• **PROBLEM STATEMENT**
Each line holding the word "Craft" counts once; give the total and nothing more.

• **ENTRIES PROVIDED**

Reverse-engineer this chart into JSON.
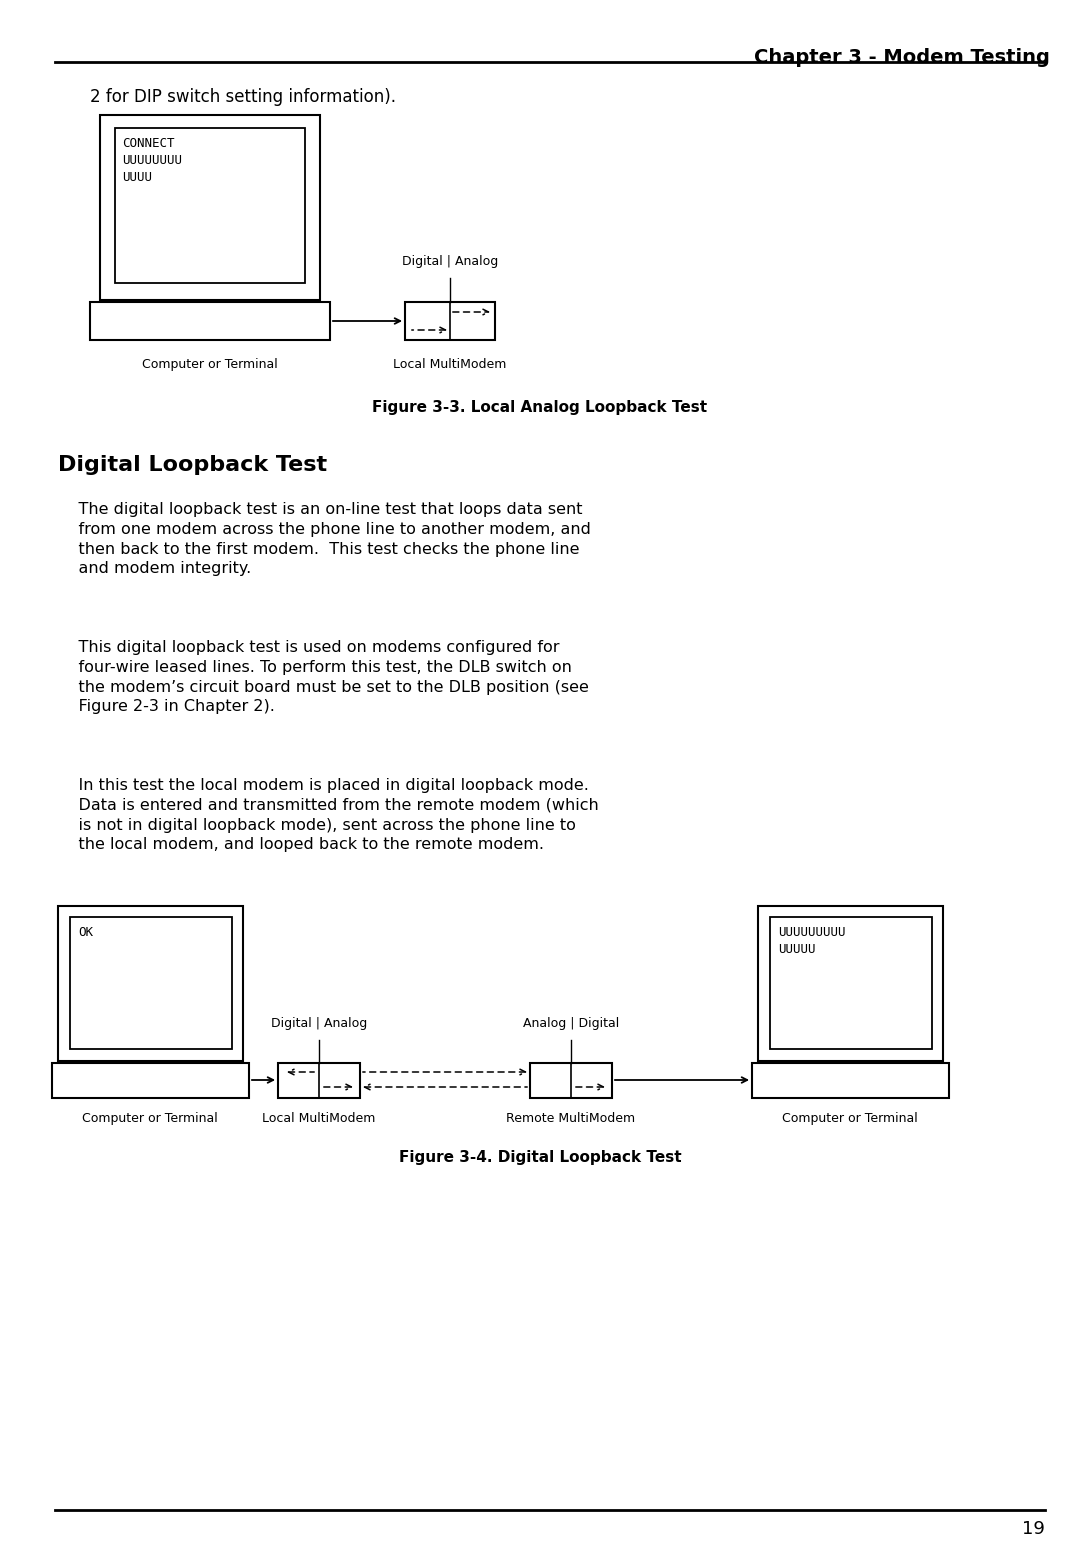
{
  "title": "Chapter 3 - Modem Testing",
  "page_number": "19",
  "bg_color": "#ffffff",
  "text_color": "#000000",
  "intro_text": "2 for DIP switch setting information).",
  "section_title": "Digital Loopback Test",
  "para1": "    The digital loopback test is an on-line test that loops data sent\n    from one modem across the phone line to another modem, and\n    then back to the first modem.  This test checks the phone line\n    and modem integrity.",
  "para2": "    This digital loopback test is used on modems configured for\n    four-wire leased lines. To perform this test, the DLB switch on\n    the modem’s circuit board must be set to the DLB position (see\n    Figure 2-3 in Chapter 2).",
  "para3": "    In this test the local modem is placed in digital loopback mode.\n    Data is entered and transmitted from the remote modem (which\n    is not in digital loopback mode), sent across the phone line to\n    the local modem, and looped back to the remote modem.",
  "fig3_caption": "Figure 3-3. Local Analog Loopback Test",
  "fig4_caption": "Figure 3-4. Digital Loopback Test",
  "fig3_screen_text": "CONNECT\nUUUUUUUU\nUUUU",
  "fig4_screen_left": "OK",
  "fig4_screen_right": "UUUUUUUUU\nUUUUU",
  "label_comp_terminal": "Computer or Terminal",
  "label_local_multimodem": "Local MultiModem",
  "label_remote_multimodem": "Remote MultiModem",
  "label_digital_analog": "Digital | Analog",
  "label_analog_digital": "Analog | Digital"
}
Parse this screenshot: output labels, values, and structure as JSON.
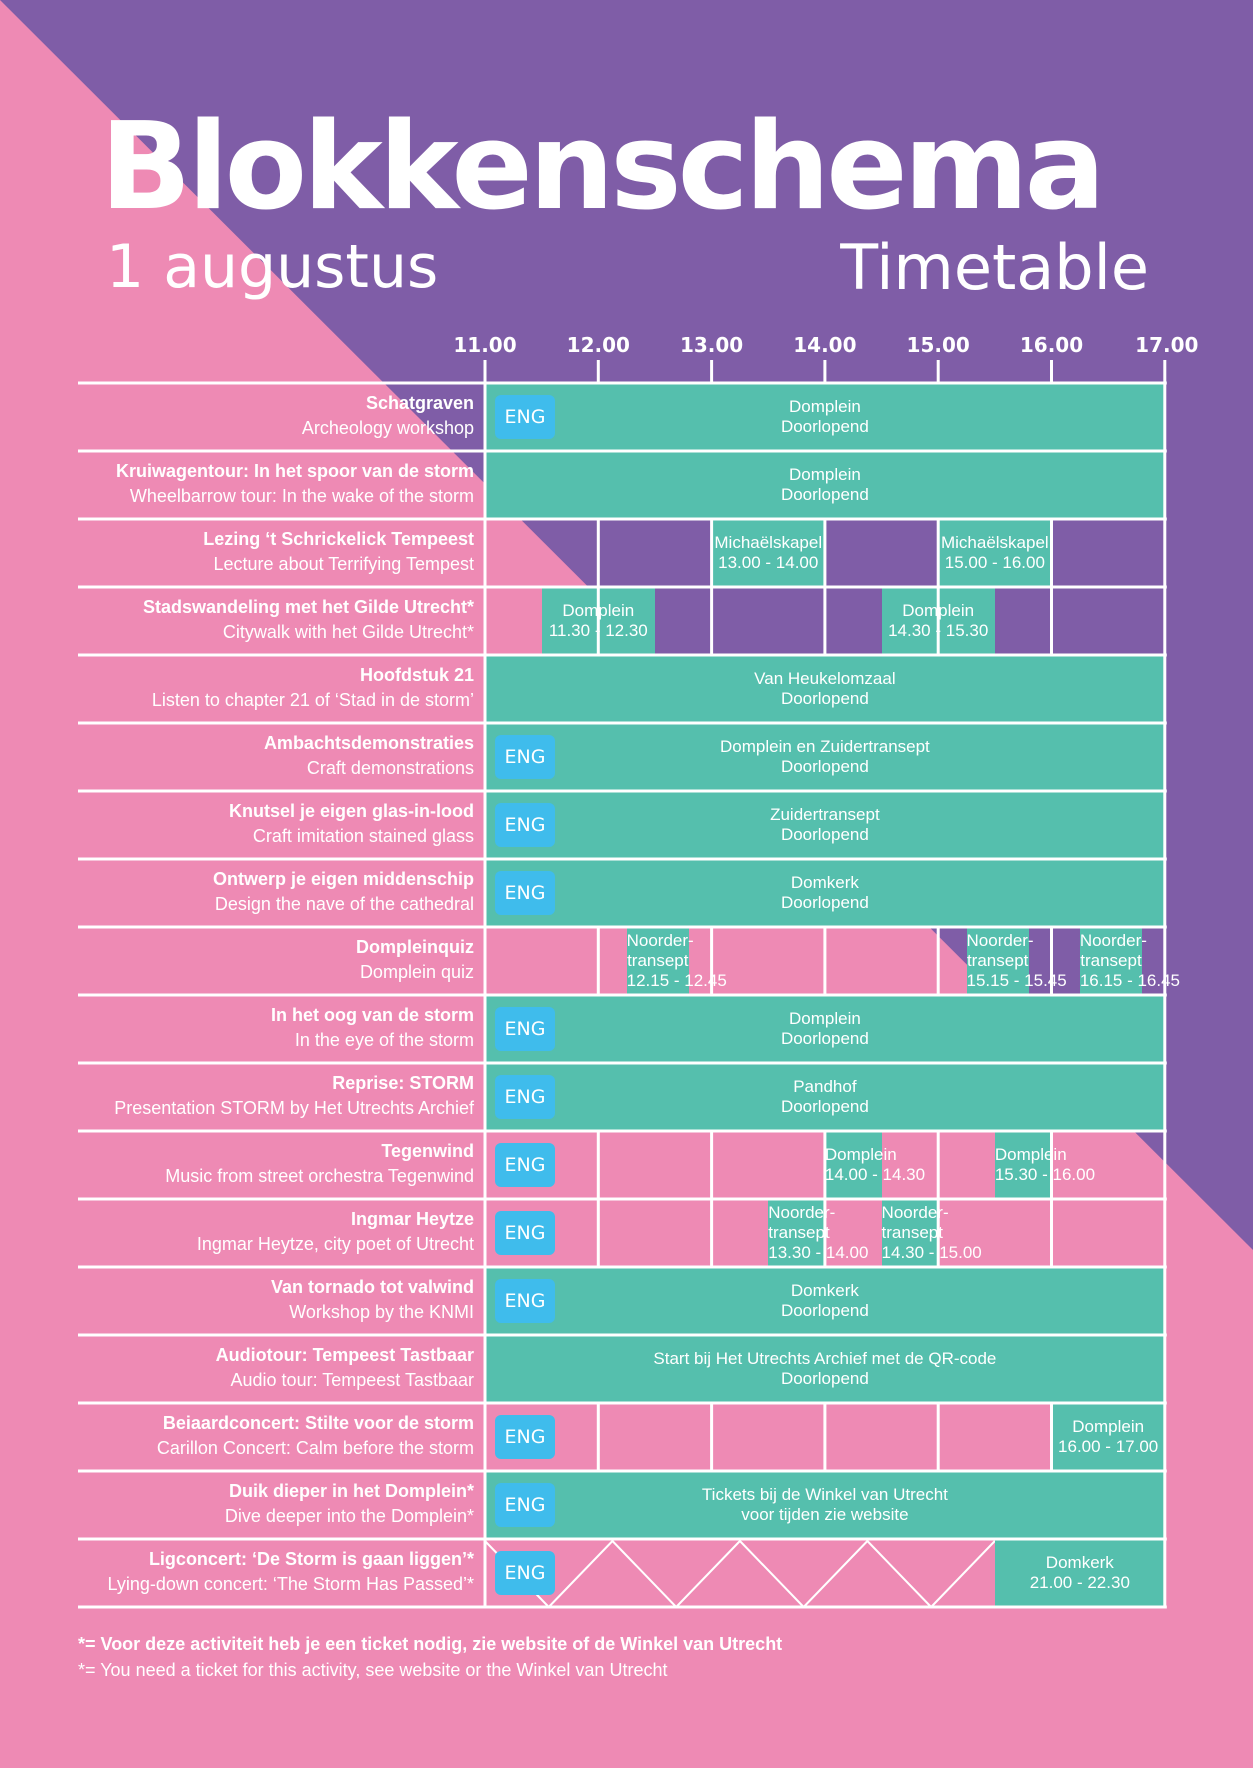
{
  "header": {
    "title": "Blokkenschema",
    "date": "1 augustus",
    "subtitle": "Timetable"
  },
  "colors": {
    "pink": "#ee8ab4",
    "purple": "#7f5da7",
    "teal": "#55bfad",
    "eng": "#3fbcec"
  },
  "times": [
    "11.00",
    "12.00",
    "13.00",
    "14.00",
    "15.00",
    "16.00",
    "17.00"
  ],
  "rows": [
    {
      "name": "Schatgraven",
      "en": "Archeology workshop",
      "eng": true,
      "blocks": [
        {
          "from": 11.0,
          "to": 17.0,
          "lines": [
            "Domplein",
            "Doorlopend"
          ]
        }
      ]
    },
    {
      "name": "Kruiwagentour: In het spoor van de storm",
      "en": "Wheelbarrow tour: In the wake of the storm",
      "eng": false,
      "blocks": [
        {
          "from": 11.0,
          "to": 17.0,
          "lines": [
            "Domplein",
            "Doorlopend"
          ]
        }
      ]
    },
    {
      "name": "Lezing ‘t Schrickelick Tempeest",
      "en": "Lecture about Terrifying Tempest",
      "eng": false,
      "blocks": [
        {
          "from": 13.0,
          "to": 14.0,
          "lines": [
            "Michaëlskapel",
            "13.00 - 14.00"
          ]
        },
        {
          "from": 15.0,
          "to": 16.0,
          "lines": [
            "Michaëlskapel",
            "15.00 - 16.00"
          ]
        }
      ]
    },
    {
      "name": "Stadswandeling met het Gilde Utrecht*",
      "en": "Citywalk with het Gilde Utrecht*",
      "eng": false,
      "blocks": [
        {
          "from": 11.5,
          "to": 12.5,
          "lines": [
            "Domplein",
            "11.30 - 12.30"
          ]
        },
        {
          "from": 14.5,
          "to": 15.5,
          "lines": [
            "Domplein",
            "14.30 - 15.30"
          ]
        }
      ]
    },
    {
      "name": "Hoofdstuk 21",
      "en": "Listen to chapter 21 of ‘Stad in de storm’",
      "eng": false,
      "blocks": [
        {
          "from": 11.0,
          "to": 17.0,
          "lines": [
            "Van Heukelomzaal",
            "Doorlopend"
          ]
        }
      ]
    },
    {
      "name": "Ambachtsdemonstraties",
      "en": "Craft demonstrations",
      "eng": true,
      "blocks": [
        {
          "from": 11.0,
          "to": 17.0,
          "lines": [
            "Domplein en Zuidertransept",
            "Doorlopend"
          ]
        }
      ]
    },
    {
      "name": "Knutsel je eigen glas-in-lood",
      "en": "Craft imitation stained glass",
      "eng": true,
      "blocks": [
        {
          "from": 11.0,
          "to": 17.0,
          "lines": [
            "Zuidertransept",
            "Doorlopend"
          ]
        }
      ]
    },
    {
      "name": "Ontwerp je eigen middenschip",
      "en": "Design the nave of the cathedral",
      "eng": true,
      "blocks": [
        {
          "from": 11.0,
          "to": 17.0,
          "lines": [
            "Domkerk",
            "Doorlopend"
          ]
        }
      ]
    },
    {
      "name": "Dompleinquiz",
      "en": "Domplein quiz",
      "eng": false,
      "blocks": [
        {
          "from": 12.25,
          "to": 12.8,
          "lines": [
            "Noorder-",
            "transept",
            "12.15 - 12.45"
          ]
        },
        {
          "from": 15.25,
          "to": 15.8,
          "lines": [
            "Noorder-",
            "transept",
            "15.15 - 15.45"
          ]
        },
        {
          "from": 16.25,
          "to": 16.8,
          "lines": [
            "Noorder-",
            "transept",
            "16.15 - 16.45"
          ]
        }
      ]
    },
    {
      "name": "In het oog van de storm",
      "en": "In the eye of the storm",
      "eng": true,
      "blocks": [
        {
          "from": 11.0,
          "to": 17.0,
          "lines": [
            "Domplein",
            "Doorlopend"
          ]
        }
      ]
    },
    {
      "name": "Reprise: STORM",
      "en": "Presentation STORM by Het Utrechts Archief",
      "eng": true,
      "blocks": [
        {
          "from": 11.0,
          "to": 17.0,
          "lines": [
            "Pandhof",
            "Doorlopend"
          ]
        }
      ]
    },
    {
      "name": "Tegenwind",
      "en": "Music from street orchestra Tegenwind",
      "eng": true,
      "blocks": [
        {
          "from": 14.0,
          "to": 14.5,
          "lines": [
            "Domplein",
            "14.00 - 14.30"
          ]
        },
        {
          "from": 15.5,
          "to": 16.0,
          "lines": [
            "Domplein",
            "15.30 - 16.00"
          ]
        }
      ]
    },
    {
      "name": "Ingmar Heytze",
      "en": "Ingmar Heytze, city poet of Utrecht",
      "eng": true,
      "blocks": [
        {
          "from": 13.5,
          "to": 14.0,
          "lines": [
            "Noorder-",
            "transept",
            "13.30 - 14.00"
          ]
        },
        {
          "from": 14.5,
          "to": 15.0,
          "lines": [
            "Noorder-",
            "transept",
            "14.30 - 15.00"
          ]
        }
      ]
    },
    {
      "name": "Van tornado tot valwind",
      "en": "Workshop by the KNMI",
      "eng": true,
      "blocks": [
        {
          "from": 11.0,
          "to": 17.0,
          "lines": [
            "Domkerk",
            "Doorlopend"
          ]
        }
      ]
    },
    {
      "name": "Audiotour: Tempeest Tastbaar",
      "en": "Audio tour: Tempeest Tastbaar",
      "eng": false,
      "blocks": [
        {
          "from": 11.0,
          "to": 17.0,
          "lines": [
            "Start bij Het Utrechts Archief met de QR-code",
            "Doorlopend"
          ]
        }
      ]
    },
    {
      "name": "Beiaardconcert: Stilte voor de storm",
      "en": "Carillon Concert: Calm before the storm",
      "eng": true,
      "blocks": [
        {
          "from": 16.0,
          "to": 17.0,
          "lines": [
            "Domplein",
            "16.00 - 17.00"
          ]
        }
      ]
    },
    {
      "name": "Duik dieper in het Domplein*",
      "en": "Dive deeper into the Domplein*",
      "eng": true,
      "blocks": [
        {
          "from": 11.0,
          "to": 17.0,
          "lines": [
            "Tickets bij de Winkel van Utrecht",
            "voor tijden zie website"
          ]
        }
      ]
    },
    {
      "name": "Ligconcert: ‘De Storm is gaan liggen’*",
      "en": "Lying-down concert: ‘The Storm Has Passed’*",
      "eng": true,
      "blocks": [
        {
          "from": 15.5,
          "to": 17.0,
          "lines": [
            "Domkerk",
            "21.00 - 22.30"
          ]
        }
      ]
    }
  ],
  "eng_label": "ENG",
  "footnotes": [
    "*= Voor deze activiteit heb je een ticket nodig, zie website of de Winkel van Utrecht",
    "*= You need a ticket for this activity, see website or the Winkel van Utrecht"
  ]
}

• **REPLY**
2